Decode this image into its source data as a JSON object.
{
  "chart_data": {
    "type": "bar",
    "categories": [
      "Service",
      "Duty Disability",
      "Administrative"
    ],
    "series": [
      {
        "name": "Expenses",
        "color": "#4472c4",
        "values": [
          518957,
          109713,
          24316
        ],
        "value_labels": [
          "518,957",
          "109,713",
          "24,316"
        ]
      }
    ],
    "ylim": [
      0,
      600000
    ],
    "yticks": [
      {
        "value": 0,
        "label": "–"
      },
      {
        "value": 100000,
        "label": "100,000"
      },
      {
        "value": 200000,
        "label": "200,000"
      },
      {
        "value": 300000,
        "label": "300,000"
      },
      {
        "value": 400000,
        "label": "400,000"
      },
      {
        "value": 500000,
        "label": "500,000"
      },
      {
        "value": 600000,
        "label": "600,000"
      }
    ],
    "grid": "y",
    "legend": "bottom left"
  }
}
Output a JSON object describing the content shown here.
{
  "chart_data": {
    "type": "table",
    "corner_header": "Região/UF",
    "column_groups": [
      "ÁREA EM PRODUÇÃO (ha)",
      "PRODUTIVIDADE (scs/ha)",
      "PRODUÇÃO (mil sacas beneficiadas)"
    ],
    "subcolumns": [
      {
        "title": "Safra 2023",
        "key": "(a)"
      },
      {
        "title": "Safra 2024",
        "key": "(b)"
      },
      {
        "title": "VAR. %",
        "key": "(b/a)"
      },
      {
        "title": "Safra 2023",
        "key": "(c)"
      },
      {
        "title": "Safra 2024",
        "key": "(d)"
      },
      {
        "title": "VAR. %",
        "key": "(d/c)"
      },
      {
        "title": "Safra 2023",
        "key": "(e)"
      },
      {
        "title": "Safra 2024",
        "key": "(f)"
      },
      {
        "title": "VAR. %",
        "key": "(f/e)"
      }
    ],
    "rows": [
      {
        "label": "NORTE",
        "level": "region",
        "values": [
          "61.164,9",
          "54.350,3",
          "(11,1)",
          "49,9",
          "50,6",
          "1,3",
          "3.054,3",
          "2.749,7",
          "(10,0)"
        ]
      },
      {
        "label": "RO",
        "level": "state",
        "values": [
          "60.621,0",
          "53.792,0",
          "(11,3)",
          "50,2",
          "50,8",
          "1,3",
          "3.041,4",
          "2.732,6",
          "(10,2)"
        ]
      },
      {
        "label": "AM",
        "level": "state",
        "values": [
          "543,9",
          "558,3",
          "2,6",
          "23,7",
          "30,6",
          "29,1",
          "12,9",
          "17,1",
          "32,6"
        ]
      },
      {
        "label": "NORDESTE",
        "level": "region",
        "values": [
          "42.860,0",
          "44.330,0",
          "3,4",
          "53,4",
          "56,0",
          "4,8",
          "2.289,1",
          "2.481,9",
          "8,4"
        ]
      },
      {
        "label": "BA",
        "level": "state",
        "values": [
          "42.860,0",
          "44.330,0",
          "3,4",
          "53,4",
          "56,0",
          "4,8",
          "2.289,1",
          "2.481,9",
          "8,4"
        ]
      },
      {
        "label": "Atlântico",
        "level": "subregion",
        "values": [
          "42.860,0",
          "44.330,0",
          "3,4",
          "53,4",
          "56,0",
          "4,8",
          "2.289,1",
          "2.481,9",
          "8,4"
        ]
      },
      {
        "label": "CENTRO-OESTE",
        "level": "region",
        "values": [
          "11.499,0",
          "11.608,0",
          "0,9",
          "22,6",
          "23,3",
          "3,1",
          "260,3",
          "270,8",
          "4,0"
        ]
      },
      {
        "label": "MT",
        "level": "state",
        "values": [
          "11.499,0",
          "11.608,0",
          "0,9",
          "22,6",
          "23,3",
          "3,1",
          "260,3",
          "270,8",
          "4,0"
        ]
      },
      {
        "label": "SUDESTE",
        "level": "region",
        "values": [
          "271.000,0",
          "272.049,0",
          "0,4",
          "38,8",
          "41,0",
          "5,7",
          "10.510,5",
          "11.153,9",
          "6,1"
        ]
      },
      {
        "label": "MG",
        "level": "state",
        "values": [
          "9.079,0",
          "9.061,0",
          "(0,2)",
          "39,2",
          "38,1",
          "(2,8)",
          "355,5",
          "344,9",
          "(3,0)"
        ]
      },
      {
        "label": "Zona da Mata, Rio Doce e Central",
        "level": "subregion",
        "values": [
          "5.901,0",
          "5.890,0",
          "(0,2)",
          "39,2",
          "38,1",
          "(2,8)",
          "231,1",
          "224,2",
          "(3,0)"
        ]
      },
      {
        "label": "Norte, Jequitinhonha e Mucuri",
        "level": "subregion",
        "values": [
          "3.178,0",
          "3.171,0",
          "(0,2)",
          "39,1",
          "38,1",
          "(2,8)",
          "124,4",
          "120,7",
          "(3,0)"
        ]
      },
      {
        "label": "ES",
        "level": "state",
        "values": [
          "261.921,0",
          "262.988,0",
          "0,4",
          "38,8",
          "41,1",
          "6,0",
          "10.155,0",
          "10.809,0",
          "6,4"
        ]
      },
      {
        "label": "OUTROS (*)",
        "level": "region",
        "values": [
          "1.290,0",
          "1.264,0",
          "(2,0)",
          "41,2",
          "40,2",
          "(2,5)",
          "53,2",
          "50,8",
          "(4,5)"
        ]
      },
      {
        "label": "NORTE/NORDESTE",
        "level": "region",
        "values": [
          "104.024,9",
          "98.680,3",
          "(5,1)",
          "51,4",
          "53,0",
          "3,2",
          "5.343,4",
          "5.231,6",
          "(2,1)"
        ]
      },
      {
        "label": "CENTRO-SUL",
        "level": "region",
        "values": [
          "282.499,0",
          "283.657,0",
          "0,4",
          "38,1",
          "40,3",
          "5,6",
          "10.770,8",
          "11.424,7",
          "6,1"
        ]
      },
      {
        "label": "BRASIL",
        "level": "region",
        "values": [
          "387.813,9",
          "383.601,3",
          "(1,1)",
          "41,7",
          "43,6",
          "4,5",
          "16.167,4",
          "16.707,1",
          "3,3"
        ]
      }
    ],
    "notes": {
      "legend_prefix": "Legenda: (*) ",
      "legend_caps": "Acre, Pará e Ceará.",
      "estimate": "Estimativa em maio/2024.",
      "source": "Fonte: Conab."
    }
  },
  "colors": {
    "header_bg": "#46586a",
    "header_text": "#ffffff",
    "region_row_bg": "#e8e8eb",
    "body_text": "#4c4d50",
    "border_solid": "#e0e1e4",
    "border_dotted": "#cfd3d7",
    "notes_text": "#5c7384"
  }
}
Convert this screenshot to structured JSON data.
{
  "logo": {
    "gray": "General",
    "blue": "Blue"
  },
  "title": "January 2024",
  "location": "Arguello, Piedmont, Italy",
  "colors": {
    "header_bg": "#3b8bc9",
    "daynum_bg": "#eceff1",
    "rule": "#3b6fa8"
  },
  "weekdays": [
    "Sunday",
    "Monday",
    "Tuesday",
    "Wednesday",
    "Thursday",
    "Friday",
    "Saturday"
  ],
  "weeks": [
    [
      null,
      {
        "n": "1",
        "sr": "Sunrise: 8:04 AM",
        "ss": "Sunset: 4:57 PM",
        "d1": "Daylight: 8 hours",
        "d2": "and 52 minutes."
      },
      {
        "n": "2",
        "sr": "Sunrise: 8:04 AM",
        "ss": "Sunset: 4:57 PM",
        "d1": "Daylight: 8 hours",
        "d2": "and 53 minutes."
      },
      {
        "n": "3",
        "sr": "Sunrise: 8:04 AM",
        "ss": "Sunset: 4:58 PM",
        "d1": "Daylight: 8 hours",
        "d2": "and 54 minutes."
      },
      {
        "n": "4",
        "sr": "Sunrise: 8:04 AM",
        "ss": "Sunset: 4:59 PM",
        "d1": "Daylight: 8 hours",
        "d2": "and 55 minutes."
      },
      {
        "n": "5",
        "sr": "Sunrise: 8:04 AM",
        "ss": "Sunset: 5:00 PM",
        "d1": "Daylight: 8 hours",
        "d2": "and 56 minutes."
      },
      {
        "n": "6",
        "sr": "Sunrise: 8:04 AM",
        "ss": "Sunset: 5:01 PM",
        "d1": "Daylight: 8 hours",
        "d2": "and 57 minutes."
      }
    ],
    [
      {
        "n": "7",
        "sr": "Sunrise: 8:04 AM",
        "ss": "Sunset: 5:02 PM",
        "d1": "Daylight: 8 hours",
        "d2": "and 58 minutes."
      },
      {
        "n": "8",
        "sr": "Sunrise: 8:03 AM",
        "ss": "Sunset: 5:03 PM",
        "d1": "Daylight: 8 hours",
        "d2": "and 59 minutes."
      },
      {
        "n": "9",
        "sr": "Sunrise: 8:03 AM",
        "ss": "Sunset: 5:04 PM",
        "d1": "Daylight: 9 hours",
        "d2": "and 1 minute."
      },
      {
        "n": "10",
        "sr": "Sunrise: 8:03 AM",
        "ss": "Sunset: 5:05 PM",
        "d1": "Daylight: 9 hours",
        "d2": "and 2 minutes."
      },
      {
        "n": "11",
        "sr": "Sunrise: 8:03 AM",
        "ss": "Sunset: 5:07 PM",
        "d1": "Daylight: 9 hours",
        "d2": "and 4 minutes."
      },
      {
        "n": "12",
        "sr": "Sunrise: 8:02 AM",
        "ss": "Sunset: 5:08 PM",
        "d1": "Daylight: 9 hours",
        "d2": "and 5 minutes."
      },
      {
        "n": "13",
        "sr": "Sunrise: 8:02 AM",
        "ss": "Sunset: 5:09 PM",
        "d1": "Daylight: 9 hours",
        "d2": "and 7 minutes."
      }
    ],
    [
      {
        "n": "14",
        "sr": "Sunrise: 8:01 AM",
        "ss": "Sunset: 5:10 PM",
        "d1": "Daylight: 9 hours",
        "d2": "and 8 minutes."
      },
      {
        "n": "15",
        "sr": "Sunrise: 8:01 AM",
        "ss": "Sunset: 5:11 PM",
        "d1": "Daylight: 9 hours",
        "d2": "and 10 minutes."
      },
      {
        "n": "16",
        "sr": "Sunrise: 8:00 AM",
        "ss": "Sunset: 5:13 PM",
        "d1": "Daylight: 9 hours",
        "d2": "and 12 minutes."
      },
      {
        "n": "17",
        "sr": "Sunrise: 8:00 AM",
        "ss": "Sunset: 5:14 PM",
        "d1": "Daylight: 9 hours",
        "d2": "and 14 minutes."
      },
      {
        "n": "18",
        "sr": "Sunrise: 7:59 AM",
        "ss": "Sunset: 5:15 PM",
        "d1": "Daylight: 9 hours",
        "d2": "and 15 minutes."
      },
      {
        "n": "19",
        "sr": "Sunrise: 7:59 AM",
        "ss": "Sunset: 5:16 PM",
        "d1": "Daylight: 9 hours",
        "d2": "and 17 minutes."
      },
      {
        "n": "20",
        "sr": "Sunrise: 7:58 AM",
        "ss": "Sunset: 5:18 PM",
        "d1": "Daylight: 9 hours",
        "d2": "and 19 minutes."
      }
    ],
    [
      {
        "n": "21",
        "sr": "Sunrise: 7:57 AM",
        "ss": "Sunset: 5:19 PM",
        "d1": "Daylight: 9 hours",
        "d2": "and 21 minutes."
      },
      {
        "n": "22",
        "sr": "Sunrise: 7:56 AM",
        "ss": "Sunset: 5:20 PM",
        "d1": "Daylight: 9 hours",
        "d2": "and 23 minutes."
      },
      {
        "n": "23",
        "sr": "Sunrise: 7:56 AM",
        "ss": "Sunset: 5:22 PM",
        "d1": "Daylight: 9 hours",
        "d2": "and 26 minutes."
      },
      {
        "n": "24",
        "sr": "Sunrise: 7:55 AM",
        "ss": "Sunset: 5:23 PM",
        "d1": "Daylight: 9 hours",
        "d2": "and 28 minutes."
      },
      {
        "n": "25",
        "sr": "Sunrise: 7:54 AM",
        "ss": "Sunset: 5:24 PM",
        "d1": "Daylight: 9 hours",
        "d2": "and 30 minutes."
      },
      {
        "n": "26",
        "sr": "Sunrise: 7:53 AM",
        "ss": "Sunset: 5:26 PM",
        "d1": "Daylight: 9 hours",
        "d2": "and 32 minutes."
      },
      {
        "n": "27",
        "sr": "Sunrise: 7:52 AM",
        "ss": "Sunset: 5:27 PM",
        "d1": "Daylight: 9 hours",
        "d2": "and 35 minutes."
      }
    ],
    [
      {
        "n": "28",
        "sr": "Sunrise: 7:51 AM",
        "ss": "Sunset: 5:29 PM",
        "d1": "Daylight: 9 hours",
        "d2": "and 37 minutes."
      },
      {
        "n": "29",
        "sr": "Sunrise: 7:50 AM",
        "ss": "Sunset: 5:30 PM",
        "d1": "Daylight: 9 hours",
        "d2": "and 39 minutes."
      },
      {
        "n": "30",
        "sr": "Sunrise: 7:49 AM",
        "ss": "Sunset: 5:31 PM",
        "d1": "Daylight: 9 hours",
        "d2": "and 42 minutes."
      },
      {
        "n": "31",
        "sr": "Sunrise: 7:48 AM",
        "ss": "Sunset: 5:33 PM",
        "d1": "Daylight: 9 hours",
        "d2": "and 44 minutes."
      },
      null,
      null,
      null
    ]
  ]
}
==============================
OBJECTIVE: Each line in the data that holds the string "NORDESTE" should be found and copied.

COMPLETE OUTPUT:
        "label": "NORDESTE",
        "label": "NORTE/NORDESTE",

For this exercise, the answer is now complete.